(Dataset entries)
········

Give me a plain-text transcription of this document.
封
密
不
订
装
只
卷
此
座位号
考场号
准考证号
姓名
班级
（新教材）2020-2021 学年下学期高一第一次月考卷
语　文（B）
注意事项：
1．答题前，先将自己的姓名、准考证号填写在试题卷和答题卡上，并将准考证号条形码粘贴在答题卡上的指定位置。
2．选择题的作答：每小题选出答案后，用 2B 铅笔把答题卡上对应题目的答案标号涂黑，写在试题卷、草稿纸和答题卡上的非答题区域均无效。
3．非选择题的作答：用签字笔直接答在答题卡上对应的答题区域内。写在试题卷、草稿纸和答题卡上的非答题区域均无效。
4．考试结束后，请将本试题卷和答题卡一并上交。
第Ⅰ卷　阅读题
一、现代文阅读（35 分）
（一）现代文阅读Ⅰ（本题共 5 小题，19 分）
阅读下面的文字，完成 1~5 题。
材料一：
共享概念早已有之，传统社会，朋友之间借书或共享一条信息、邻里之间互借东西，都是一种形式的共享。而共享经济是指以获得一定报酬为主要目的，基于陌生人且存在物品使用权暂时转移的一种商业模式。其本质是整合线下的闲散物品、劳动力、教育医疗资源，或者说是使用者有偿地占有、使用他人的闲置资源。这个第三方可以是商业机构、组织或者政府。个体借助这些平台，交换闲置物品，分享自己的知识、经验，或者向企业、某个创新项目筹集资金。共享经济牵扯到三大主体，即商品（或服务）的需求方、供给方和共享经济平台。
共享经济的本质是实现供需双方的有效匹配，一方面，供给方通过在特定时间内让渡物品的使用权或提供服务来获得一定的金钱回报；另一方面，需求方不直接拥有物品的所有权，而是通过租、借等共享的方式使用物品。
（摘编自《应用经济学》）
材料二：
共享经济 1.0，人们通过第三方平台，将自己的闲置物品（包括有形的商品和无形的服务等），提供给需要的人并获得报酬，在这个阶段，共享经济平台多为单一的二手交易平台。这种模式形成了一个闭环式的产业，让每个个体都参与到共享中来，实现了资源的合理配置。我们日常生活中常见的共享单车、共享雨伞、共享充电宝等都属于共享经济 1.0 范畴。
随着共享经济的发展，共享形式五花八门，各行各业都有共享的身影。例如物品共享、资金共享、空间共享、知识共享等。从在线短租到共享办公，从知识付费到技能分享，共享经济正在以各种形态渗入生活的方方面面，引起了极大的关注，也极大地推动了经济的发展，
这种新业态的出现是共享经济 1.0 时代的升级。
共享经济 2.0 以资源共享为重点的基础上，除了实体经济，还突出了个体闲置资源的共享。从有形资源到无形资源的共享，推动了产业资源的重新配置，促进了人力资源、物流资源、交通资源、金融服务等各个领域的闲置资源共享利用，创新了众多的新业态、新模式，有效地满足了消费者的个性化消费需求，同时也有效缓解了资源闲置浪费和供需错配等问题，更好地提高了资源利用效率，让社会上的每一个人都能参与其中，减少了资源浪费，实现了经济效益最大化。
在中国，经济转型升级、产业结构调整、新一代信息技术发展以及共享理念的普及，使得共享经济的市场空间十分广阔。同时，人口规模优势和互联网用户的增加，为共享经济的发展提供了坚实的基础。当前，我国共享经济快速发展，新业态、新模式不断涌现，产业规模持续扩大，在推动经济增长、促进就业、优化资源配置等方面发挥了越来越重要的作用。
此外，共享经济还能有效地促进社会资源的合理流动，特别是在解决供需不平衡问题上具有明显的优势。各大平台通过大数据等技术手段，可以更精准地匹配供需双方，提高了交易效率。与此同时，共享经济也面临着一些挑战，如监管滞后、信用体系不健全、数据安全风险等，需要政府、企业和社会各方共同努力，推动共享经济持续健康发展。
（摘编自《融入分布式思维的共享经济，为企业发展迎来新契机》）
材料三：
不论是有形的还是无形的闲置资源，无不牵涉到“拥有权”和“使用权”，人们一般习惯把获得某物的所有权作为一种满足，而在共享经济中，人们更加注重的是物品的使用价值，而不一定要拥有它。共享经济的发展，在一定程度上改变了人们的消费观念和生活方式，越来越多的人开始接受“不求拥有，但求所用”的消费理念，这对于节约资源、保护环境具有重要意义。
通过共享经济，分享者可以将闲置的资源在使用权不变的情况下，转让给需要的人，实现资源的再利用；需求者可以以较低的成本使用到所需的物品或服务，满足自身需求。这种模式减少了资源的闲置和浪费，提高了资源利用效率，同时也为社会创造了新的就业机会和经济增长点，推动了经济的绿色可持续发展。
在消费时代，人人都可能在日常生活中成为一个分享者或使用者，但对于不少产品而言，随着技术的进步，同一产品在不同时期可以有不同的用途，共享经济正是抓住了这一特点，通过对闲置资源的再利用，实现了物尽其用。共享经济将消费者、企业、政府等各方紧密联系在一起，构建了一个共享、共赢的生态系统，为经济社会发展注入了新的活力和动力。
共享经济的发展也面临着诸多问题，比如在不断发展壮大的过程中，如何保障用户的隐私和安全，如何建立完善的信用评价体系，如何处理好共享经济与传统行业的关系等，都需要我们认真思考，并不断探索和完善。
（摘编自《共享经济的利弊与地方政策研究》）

········

Write out all of the records once more, exactly.

— The completed task —
Give me a plain-text transcription of this document.
封
密
不
订
装
只
卷
此
座位号
考场号
准考证号
姓名
班级
（新教材）2020-2021 学年下学期高一第一次月考卷
语　文（B）
注意事项：
1．答题前，先将自己的姓名、准考证号填写在试题卷和答题卡上，并将准考证号条形码粘贴在答题卡上的指定位置。
2．选择题的作答：每小题选出答案后，用 2B 铅笔把答题卡上对应题目的答案标号涂黑，写在试题卷、草稿纸和答题卡上的非答题区域均无效。
3．非选择题的作答：用签字笔直接答在答题卡上对应的答题区域内。写在试题卷、草稿纸和答题卡上的非答题区域均无效。
4．考试结束后，请将本试题卷和答题卡一并上交。
第Ⅰ卷　阅读题
一、现代文阅读（35 分）
（一）现代文阅读Ⅰ（本题共 5 小题，19 分）
阅读下面的文字，完成 1~5 题。
材料一：
共享概念早已有之，传统社会，朋友之间借书或共享一条信息、邻里之间互借东西，都是一种形式的共享。而共享经济是指以获得一定报酬为主要目的，基于陌生人且存在物品使用权暂时转移的一种商业模式。其本质是整合线下的闲散物品、劳动力、教育医疗资源，或者说是使用者有偿地占有、使用他人的闲置资源。这个第三方可以是商业机构、组织或者政府。个体借助这些平台，交换闲置物品，分享自己的知识、经验，或者向企业、某个创新项目筹集资金。共享经济牵扯到三大主体，即商品（或服务）的需求方、供给方和共享经济平台。
共享经济的本质是实现供需双方的有效匹配，一方面，供给方通过在特定时间内让渡物品的使用权或提供服务来获得一定的金钱回报；另一方面，需求方不直接拥有物品的所有权，而是通过租、借等共享的方式使用物品。
（摘编自《应用经济学》）
材料二：
共享经济 1.0，人们通过第三方平台，将自己的闲置物品（包括有形的商品和无形的服务等），提供给需要的人并获得报酬，在这个阶段，共享经济平台多为单一的二手交易平台。这种模式形成了一个闭环式的产业，让每个个体都参与到共享中来，实现了资源的合理配置。我们日常生活中常见的共享单车、共享雨伞、共享充电宝等都属于共享经济 1.0 范畴。
随着共享经济的发展，共享形式五花八门，各行各业都有共享的身影。例如物品共享、资金共享、空间共享、知识共享等。从在线短租到共享办公，从知识付费到技能分享，共享经济正在以各种形态渗入生活的方方面面，引起了极大的关注，也极大地推动了经济的发展，
这种新业态的出现是共享经济 1.0 时代的升级。
共享经济 2.0 以资源共享为重点的基础上，除了实体经济，还突出了个体闲置资源的共享。从有形资源到无形资源的共享，推动了产业资源的重新配置，促进了人力资源、物流资源、交通资源、金融服务等各个领域的闲置资源共享利用，创新了众多的新业态、新模式，有效地满足了消费者的个性化消费需求，同时也有效缓解了资源闲置浪费和供需错配等问题，更好地提高了资源利用效率，让社会上的每一个人都能参与其中，减少了资源浪费，实现了经济效益最大化。
在中国，经济转型升级、产业结构调整、新一代信息技术发展以及共享理念的普及，使得共享经济的市场空间十分广阔。同时，人口规模优势和互联网用户的增加，为共享经济的发展提供了坚实的基础。当前，我国共享经济快速发展，新业态、新模式不断涌现，产业规模持续扩大，在推动经济增长、促进就业、优化资源配置等方面发挥了越来越重要的作用。
此外，共享经济还能有效地促进社会资源的合理流动，特别是在解决供需不平衡问题上具有明显的优势。各大平台通过大数据等技术手段，可以更精准地匹配供需双方，提高了交易效率。与此同时，共享经济也面临着一些挑战，如监管滞后、信用体系不健全、数据安全风险等，需要政府、企业和社会各方共同努力，推动共享经济持续健康发展。
（摘编自《融入分布式思维的共享经济，为企业发展迎来新契机》）
材料三：
不论是有形的还是无形的闲置资源，无不牵涉到“拥有权”和“使用权”，人们一般习惯把获得某物的所有权作为一种满足，而在共享经济中，人们更加注重的是物品的使用价值，而不一定要拥有它。共享经济的发展，在一定程度上改变了人们的消费观念和生活方式，越来越多的人开始接受“不求拥有，但求所用”的消费理念，这对于节约资源、保护环境具有重要意义。
通过共享经济，分享者可以将闲置的资源在使用权不变的情况下，转让给需要的人，实现资源的再利用；需求者可以以较低的成本使用到所需的物品或服务，满足自身需求。这种模式减少了资源的闲置和浪费，提高了资源利用效率，同时也为社会创造了新的就业机会和经济增长点，推动了经济的绿色可持续发展。
在消费时代，人人都可能在日常生活中成为一个分享者或使用者，但对于不少产品而言，随着技术的进步，同一产品在不同时期可以有不同的用途，共享经济正是抓住了这一特点，通过对闲置资源的再利用，实现了物尽其用。共享经济将消费者、企业、政府等各方紧密联系在一起，构建了一个共享、共赢的生态系统，为经济社会发展注入了新的活力和动力。
共享经济的发展也面临着诸多问题，比如在不断发展壮大的过程中，如何保障用户的隐私和安全，如何建立完善的信用评价体系，如何处理好共享经济与传统行业的关系等，都需要我们认真思考，并不断探索和完善。
（摘编自《共享经济的利弊与地方政策研究》）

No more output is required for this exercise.